━━━ PROVIDED DATA

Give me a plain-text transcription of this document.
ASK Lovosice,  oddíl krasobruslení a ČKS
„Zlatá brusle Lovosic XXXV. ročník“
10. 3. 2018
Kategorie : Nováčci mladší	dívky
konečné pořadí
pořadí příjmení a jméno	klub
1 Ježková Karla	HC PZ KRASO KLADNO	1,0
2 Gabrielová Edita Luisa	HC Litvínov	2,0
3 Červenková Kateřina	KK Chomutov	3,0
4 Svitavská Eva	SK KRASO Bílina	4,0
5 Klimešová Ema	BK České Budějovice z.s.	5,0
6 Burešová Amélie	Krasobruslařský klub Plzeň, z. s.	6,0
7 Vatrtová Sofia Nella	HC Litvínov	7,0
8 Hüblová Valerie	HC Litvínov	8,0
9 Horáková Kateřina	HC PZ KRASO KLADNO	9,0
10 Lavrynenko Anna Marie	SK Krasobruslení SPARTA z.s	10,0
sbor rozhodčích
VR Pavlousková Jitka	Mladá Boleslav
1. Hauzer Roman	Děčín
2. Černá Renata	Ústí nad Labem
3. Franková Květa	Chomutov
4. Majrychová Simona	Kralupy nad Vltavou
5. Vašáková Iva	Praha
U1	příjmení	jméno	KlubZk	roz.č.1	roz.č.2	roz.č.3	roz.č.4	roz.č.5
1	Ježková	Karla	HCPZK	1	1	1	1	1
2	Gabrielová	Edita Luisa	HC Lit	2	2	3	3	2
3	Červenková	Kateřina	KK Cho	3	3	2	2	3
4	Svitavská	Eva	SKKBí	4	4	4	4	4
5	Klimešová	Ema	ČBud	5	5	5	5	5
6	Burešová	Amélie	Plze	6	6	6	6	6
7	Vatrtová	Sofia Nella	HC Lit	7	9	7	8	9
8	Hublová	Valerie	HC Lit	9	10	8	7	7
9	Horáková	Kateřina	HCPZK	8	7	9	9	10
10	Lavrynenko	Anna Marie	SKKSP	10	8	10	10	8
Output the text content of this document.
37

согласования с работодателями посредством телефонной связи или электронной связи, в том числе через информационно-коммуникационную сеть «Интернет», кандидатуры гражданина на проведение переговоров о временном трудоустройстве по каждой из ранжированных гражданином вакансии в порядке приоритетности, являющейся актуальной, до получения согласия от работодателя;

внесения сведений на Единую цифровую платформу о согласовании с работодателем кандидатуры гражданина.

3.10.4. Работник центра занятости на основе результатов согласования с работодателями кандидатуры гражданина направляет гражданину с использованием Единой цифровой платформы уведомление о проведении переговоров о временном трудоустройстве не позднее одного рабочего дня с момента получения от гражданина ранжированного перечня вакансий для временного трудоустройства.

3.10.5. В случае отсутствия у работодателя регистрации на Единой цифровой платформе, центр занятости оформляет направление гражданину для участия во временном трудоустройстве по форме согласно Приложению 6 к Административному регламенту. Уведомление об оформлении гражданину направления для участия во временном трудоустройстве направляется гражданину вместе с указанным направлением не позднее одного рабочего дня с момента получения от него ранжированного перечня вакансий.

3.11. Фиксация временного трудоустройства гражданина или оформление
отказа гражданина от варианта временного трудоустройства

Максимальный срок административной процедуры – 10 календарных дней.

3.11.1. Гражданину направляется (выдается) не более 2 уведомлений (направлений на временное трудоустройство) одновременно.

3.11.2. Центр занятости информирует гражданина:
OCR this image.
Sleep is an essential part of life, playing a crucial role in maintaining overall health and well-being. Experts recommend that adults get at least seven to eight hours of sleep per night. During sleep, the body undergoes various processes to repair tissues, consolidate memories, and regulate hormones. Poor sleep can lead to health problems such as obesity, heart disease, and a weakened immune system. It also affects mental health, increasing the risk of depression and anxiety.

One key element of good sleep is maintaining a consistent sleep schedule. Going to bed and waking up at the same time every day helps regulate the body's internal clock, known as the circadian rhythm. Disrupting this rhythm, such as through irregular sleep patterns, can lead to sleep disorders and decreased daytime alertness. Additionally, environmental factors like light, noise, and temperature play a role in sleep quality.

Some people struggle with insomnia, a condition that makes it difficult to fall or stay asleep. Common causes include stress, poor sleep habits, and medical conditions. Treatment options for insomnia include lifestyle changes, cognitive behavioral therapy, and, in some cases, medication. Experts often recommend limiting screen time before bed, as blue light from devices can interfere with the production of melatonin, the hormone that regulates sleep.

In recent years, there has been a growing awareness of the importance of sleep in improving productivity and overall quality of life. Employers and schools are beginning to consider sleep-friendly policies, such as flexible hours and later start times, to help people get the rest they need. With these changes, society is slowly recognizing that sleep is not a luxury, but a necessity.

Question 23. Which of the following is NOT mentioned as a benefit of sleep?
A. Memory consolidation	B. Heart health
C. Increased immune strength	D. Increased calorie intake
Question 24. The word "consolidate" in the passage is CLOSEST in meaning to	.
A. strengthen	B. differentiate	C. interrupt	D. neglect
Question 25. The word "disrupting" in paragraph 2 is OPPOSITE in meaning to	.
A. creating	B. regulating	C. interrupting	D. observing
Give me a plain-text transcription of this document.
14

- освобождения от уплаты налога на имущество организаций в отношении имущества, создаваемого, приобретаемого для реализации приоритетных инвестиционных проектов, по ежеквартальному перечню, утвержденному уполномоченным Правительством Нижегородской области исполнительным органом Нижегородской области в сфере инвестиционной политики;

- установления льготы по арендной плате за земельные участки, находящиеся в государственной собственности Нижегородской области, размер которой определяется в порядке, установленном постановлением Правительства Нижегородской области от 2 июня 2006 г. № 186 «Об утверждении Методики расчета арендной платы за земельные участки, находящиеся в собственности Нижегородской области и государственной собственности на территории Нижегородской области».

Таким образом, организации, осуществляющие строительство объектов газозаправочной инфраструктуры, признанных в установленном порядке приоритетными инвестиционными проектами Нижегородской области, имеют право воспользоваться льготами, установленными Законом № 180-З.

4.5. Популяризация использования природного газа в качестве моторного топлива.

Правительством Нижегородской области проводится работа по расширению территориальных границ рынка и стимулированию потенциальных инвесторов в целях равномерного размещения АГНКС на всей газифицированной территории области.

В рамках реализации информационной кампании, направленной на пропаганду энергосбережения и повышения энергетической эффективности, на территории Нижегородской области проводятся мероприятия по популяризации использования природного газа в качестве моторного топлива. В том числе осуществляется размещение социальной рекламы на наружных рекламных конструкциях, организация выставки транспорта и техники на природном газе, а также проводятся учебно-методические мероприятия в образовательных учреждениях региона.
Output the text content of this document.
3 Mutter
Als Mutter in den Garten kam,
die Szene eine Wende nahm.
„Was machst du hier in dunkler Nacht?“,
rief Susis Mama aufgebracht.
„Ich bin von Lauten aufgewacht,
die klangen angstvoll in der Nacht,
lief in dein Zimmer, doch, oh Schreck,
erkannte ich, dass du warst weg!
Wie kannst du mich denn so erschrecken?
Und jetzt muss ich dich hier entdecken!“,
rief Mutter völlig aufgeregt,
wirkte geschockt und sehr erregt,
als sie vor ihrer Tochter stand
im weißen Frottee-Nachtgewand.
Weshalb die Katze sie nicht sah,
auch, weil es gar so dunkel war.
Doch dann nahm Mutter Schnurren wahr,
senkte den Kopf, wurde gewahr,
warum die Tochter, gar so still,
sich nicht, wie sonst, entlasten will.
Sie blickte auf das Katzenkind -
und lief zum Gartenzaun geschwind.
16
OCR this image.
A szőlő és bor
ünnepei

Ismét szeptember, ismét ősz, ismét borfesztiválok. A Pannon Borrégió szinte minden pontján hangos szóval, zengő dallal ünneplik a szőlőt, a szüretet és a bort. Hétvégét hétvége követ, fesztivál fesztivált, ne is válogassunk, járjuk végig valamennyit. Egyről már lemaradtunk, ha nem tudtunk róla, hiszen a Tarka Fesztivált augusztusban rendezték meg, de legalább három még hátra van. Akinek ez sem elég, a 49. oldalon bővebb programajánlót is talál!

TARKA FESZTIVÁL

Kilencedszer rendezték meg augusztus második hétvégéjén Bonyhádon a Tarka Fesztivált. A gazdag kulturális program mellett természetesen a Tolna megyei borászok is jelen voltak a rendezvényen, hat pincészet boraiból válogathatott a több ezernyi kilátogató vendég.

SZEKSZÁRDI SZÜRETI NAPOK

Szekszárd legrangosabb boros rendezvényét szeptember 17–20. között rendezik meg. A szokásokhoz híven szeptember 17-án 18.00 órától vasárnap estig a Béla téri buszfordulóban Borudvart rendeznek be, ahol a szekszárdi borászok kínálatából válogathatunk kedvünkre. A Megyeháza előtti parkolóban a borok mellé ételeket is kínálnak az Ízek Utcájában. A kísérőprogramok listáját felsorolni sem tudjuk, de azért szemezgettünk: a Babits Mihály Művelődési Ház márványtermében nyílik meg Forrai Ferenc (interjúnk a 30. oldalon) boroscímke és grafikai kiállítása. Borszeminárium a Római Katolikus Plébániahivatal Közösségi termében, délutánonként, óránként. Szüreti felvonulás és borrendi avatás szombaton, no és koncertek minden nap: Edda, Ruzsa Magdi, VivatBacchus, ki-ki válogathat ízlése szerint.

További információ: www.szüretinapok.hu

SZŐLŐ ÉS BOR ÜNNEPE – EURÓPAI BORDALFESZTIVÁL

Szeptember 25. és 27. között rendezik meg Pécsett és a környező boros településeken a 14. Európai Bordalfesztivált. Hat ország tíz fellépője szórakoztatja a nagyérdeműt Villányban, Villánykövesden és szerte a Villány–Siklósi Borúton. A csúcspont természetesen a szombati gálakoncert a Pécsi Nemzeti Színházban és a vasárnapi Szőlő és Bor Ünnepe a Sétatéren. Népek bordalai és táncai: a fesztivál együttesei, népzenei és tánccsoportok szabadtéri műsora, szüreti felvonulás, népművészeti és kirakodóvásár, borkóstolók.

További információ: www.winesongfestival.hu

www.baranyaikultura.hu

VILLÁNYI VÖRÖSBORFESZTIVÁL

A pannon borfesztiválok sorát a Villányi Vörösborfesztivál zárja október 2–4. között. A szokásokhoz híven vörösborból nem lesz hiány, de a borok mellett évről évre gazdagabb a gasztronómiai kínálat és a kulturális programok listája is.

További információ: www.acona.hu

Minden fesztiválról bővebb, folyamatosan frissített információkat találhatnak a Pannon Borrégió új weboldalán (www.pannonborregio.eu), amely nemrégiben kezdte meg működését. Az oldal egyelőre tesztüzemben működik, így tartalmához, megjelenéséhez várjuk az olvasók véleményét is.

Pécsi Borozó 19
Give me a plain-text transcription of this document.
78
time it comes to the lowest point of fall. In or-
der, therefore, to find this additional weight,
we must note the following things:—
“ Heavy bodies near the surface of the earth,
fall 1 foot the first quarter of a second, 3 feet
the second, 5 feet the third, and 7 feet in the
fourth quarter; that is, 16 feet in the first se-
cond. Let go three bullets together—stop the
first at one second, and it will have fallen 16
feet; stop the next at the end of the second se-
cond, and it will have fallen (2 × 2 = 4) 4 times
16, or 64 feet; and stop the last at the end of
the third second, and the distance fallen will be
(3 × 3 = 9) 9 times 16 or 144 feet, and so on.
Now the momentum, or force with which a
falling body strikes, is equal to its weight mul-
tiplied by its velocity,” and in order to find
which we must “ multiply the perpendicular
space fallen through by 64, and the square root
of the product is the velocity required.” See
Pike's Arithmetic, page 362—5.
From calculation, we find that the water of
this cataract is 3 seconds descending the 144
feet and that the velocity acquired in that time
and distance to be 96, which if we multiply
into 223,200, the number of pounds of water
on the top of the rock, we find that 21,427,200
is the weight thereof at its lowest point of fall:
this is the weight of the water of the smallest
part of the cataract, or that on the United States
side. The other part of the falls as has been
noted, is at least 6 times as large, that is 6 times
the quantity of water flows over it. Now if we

━━━━━━

• **YOUR OBJECTIVE**:
What is the number of lines in the listing that contain the string "such"? Reply with that number alone.

• **THE REPLY**:
3